Required task> Filter the entries that follow, copying every line in which the word "Streaming" appears.

Stored data>
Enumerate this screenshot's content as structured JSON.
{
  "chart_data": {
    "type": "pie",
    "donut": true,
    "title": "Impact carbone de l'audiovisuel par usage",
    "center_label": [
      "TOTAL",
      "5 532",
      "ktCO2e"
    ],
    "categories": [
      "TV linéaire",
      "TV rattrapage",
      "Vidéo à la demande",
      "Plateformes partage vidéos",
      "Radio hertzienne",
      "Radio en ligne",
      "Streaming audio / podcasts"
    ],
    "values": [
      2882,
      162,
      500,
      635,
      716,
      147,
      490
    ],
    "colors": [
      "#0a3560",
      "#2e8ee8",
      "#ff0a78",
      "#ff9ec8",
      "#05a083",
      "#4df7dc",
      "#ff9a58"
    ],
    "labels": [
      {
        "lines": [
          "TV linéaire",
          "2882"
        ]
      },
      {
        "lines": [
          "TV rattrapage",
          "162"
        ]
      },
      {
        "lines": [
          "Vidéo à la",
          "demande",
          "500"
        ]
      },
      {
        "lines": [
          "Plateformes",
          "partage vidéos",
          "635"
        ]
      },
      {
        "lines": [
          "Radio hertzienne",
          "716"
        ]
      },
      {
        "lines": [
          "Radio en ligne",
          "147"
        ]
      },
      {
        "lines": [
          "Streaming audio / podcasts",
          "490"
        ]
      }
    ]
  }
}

Result of the exercise>
      "Streaming audio / podcasts"
          "Streaming audio / podcasts",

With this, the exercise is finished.